— START OF SUPPLIED INFORMATION —

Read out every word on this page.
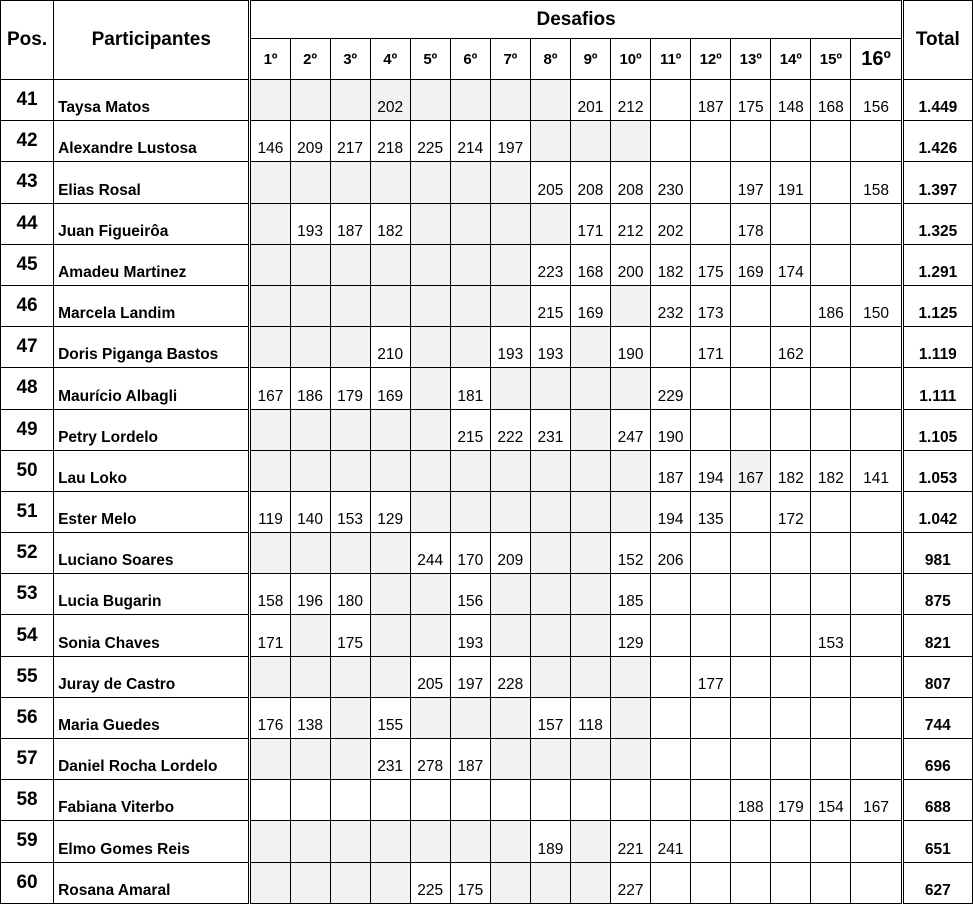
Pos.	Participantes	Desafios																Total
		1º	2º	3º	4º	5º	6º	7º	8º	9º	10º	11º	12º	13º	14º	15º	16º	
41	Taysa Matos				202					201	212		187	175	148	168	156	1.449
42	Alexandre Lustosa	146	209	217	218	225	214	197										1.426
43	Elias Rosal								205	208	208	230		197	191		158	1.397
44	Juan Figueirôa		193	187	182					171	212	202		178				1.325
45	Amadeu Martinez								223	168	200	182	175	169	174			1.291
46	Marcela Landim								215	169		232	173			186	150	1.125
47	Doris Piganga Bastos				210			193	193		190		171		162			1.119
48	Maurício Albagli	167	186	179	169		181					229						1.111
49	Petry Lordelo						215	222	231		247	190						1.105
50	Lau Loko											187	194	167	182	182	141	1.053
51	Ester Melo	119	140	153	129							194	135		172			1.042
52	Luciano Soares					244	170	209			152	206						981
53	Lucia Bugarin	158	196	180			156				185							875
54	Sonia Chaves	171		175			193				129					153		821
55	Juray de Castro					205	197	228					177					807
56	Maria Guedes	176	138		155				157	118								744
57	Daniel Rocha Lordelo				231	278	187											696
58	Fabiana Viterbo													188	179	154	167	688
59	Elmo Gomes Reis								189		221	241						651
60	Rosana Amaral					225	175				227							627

— END OF SUPPLIED INFORMATION —
— START OF SUPPLIED INFORMATION —

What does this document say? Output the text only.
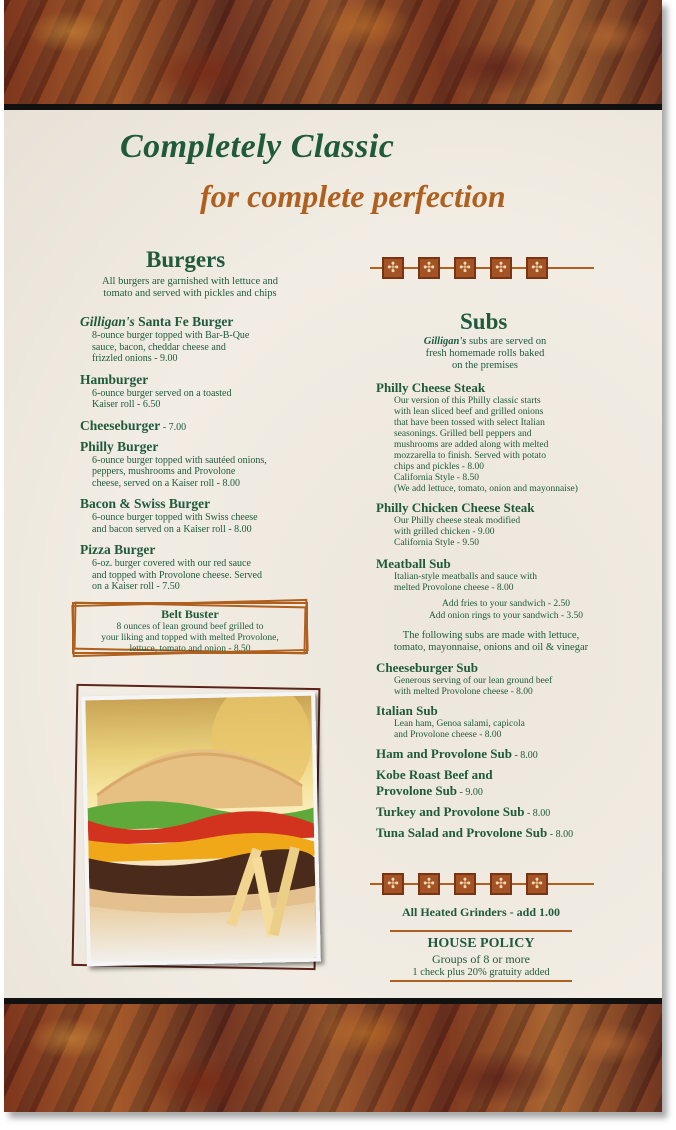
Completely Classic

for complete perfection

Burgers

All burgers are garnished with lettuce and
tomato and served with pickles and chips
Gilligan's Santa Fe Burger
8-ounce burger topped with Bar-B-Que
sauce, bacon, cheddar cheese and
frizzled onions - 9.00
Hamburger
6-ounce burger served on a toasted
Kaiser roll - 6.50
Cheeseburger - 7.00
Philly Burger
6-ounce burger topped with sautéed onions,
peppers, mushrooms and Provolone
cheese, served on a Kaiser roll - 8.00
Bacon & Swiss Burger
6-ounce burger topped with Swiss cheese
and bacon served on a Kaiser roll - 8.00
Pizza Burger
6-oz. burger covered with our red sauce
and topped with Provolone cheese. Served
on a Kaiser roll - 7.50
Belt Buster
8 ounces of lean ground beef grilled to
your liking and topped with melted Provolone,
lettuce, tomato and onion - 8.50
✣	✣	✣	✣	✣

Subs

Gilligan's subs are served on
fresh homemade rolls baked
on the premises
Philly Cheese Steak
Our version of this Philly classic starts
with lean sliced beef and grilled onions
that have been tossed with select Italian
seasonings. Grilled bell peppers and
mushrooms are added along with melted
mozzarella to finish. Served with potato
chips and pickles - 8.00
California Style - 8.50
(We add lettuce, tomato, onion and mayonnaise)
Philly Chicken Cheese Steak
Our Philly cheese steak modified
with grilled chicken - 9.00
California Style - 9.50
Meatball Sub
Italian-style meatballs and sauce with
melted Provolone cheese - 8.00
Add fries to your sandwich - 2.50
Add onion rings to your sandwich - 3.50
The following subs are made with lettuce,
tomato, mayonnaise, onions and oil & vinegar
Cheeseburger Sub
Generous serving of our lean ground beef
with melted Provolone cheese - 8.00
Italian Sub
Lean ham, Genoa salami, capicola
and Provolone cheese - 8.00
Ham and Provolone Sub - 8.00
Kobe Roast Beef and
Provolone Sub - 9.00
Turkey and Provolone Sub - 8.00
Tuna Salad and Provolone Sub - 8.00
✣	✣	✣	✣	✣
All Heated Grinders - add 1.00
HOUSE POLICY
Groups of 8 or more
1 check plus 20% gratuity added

— END OF SUPPLIED INFORMATION —

— JOB —
Read through the data and copy every line where "Lordelo" shows up.

— RESULT —
49	Petry Lordelo						215	222	231		247	190						1.105
57	Daniel Rocha Lordelo				231	278	187											696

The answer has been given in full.